STATED PROBLEM
Search the data for the word "page". Reproduce every line where it is found.
# START OF THE INPUT
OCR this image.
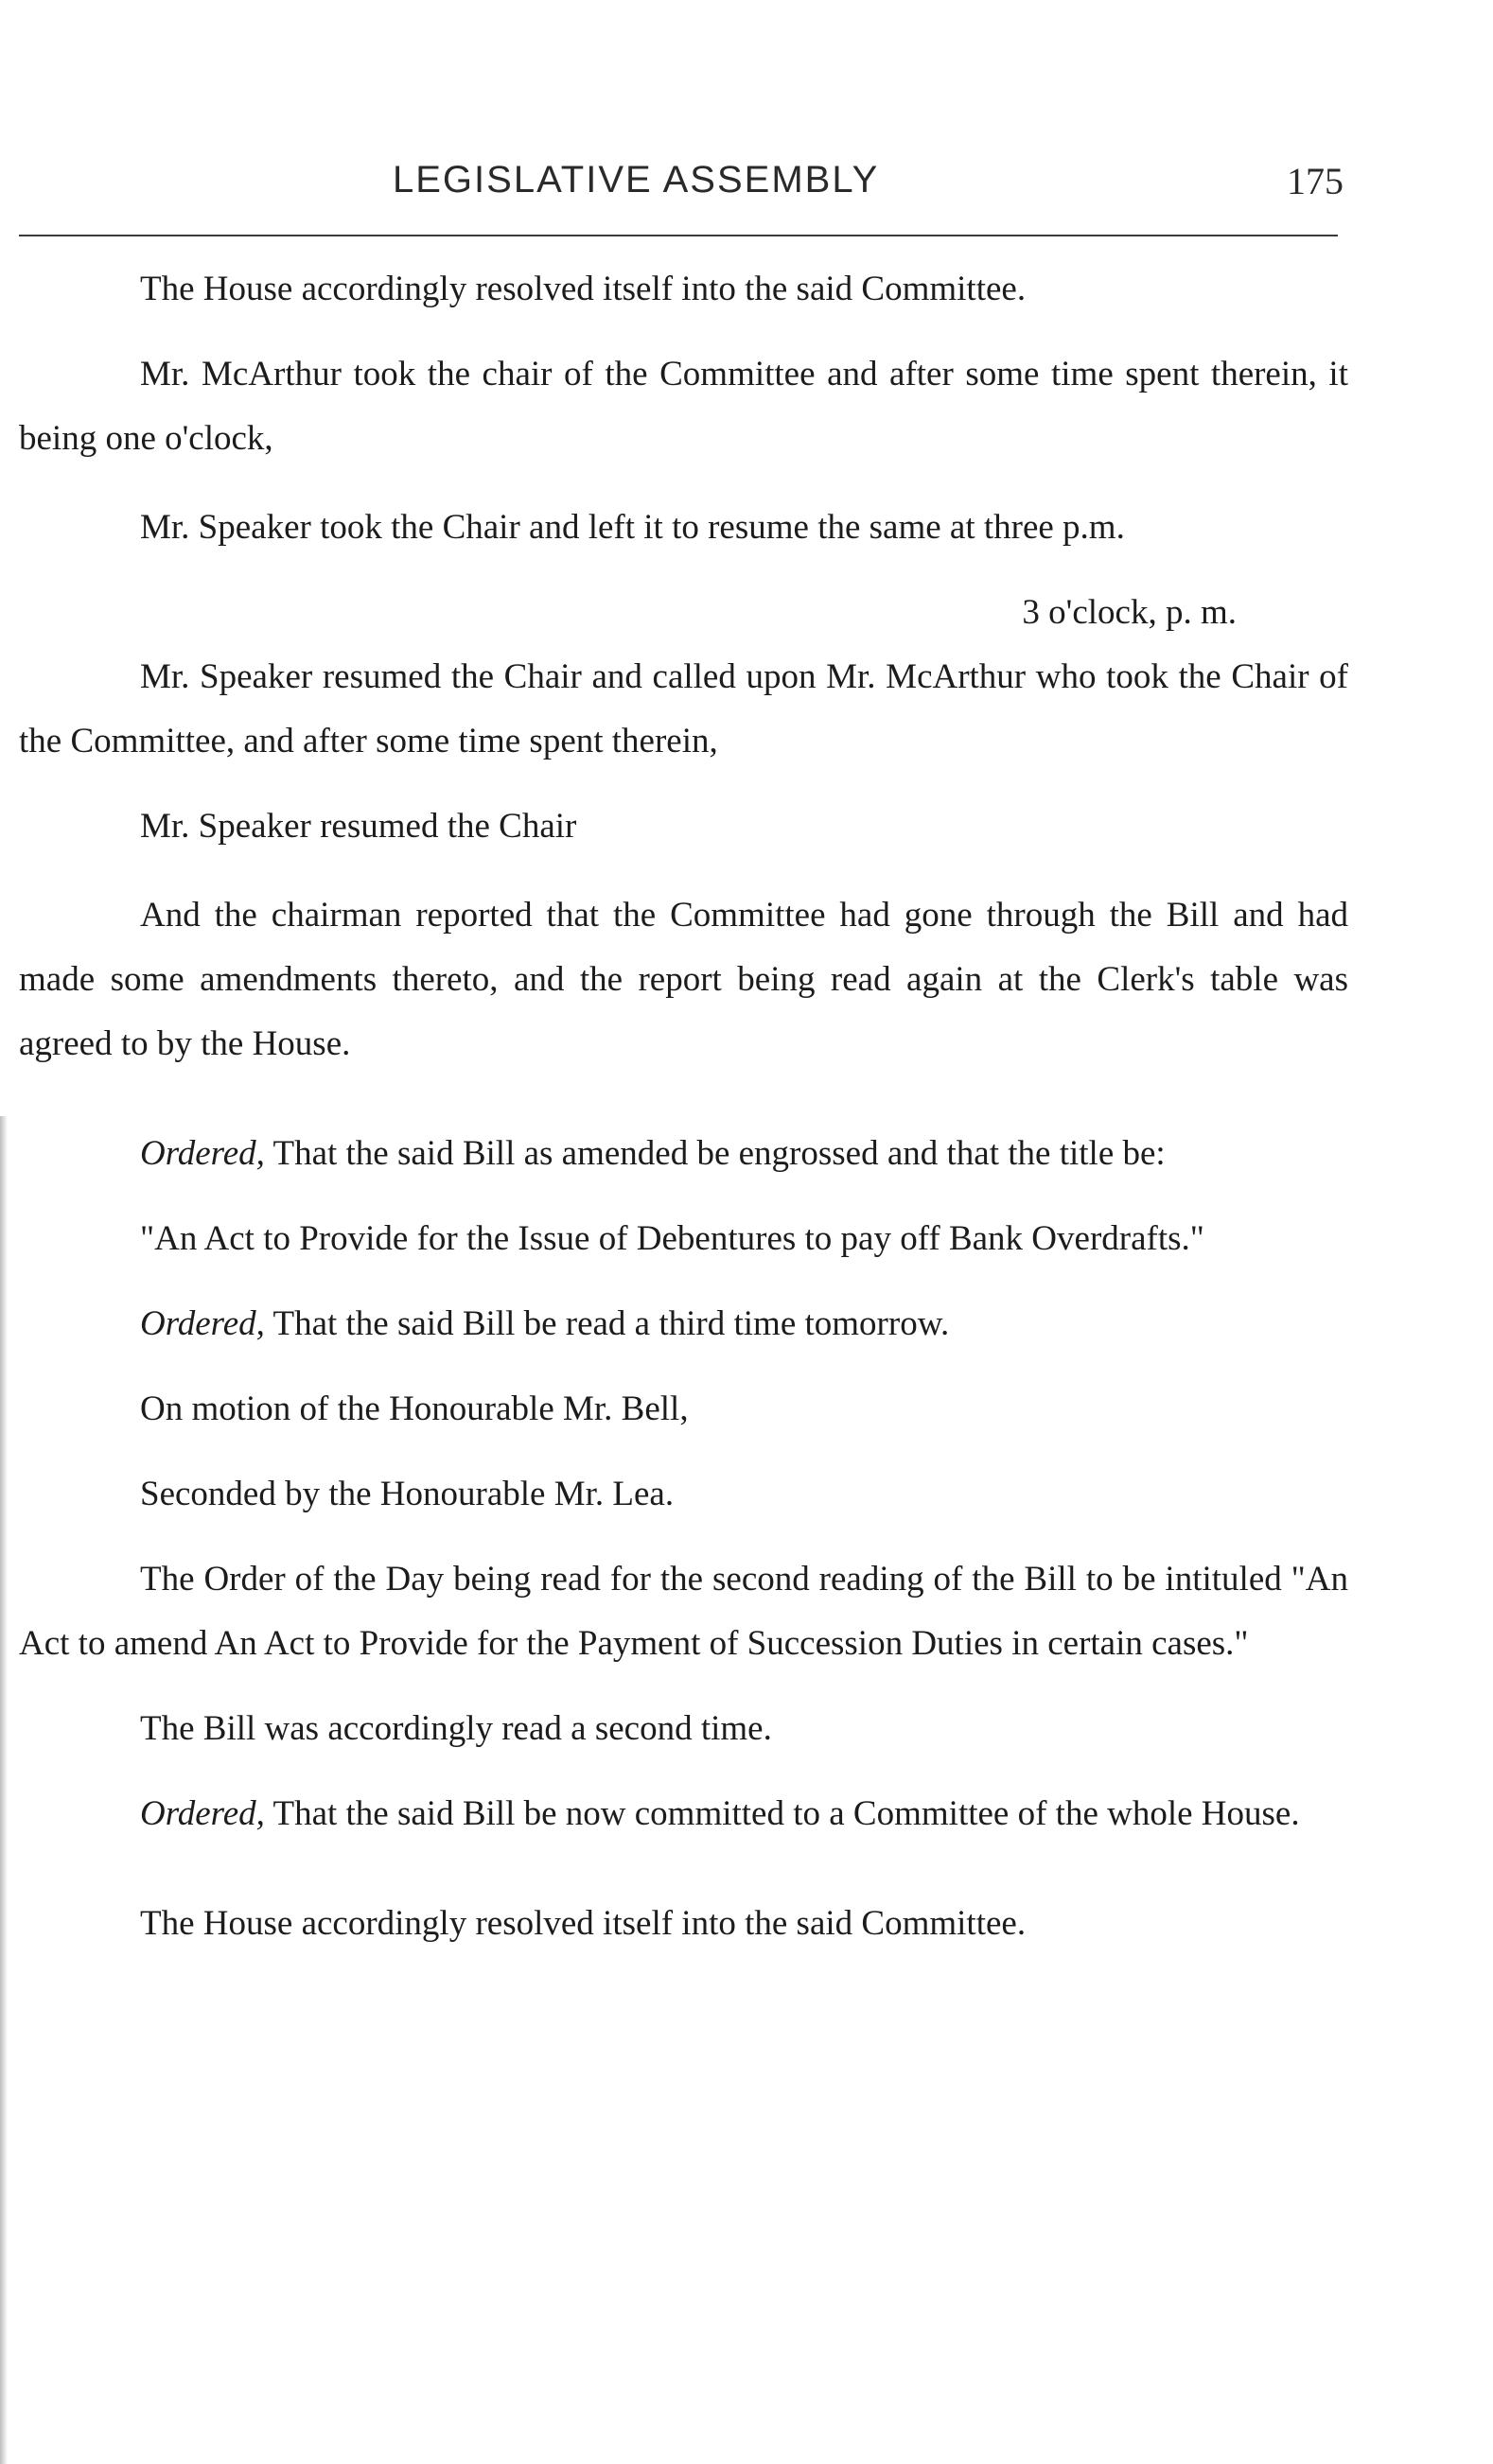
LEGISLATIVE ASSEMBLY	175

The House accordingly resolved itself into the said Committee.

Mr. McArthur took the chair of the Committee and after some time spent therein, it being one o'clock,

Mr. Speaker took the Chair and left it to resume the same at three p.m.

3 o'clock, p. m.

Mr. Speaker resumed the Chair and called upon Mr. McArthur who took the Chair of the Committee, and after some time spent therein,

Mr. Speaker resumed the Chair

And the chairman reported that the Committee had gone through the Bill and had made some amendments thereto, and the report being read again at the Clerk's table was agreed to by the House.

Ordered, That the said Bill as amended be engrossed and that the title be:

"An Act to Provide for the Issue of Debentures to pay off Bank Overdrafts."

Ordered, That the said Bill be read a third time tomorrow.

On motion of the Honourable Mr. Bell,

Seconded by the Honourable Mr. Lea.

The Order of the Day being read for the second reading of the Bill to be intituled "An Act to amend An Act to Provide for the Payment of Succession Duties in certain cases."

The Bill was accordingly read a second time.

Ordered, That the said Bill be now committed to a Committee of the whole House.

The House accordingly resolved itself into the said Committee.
# END OF THE INPUT
# START OF THE INPUT
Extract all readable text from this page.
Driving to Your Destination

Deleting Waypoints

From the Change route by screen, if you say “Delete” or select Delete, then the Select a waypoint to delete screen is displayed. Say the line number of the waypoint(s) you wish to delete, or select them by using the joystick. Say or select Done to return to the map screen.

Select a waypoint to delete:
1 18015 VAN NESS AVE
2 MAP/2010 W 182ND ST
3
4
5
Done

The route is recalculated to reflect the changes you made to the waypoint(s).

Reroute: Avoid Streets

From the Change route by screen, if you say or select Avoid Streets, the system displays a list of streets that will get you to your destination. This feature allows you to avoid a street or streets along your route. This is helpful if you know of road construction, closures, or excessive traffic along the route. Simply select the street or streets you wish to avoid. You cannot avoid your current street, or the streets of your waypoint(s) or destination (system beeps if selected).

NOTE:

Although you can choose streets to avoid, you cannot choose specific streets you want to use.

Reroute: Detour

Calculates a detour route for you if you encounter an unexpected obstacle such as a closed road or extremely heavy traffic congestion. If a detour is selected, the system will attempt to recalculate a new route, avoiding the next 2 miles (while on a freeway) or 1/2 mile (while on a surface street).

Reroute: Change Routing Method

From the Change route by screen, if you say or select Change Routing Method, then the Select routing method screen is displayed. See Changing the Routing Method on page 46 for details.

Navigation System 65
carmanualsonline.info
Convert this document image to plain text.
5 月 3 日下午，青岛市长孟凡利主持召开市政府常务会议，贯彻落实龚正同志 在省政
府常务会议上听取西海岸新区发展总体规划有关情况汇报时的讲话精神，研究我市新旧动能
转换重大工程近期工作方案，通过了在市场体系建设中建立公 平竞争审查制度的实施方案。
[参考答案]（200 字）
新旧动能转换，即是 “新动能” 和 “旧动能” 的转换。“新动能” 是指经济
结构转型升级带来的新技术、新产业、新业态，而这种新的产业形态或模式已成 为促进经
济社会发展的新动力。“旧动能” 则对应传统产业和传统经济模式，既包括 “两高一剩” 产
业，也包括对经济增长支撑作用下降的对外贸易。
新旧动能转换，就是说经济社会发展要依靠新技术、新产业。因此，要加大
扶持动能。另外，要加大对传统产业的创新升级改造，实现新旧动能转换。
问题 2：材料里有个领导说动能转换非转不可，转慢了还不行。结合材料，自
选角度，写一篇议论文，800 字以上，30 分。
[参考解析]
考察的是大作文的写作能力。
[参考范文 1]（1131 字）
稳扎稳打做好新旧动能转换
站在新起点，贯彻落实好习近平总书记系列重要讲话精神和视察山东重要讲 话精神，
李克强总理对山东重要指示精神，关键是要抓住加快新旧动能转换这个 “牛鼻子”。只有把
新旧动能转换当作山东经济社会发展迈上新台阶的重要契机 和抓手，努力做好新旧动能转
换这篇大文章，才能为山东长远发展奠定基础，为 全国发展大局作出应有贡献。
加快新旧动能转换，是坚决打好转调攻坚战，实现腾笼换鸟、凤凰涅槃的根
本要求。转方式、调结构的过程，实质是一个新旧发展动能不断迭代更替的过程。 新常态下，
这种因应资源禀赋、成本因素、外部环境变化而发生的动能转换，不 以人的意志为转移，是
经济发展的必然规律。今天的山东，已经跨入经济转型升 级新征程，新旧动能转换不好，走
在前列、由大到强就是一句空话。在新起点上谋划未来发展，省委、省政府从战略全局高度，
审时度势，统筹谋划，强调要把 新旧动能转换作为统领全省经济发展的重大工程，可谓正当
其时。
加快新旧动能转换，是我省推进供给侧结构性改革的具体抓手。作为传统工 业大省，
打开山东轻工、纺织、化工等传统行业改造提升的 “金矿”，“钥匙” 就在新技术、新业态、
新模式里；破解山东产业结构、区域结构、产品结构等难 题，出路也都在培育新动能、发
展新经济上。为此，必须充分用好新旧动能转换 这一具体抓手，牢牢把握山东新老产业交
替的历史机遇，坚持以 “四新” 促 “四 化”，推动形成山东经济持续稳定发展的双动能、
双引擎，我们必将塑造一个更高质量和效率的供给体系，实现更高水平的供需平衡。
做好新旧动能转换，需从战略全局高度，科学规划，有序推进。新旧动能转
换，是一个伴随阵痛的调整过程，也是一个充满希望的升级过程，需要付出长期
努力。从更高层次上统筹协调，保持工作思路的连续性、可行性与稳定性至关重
# END OF THE INPUT
ANSWER TO THIS PROBLEM
Extract all readable text from this page.
From the Change route by screen, if you say or select Change Routing Method, then the Select routing method screen is displayed. See Changing the Routing Method on page 46 for details.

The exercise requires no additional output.